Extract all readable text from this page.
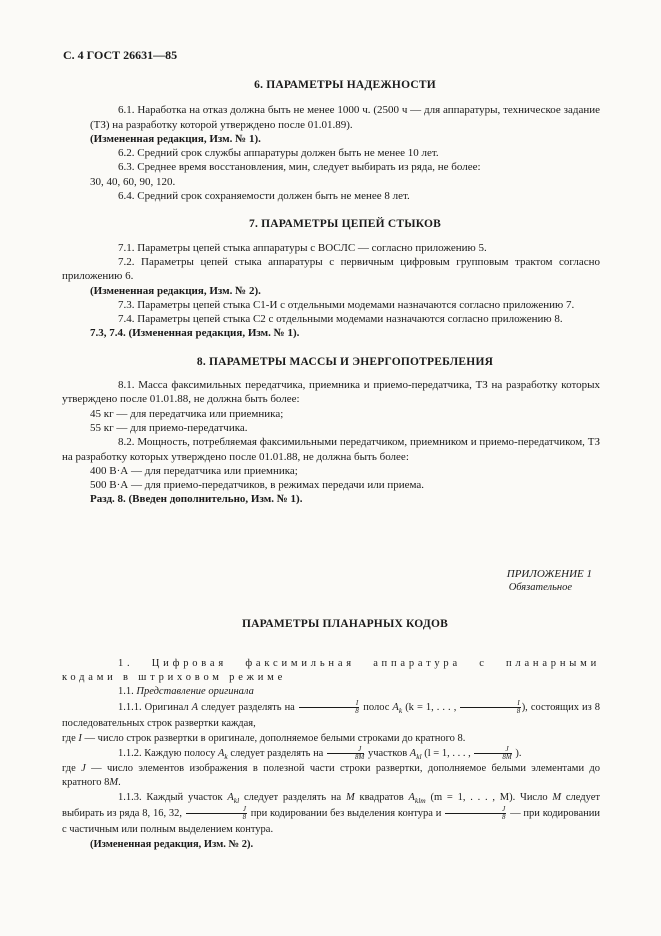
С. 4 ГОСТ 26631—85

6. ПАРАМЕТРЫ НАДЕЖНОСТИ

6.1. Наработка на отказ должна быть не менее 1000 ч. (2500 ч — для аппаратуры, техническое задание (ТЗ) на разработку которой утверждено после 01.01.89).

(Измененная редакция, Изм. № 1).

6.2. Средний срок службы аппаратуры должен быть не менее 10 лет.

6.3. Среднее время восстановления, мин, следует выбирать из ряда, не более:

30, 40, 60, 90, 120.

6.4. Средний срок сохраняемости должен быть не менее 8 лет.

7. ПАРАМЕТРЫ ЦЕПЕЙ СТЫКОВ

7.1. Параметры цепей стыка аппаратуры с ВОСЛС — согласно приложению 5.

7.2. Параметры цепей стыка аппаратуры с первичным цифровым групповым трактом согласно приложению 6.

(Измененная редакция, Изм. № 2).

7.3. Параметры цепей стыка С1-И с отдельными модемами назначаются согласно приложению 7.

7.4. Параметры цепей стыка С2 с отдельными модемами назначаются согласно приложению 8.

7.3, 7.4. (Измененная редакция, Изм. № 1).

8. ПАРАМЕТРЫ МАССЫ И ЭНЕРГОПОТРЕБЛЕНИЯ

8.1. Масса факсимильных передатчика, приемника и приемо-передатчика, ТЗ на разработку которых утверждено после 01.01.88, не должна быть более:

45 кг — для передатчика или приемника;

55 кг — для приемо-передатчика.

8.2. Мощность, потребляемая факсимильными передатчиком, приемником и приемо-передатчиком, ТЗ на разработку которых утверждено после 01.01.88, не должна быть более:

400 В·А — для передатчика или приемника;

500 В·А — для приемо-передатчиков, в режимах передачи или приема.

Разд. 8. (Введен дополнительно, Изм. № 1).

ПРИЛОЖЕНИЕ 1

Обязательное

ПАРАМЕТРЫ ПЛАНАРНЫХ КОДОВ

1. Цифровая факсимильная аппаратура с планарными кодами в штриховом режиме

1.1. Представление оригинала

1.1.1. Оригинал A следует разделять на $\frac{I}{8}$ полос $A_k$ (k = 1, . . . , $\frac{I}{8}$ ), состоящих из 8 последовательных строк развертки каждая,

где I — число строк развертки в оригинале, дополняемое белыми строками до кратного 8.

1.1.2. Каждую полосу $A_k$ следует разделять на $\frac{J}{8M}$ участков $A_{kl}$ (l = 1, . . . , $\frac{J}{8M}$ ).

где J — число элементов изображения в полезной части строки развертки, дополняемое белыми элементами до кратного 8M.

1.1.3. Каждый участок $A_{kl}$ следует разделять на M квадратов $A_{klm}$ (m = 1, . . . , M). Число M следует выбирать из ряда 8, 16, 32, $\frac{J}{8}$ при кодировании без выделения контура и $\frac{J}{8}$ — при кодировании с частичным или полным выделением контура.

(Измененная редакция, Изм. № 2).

-- -- --

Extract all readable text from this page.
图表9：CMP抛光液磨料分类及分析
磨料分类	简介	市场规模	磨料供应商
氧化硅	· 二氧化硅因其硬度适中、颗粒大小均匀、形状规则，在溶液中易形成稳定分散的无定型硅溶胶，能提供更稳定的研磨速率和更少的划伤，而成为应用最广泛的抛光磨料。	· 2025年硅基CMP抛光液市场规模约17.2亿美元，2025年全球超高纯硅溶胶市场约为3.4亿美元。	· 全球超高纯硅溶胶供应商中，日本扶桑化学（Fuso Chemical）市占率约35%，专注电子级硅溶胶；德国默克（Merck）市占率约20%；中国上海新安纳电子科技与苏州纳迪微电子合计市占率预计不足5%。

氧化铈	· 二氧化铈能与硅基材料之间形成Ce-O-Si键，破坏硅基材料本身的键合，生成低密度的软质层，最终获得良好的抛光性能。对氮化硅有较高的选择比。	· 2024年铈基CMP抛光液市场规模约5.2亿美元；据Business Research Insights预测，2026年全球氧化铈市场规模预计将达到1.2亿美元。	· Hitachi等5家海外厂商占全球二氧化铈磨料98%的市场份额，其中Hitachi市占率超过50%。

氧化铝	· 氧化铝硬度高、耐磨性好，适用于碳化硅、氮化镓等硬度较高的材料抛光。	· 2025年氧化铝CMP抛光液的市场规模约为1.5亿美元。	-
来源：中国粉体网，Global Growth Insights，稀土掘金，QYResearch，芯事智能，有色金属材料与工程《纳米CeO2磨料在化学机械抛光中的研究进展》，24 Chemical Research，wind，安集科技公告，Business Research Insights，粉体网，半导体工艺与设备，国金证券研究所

-- -- --

OBJECTIVE: Check each line of the records for the word "приложению" and extract those that contain it.

ANSWER TO THIS PROBLEM:
7.1. Параметры цепей стыка аппаратуры с ВОСЛС — согласно приложению 5.
7.2. Параметры цепей стыка аппаратуры с первичным цифровым групповым трактом согласно приложению 6.
7.3. Параметры цепей стыка С1-И с отдельными модемами назначаются согласно приложению 7.
7.4. Параметры цепей стыка С2 с отдельными модемами назначаются согласно приложению 8.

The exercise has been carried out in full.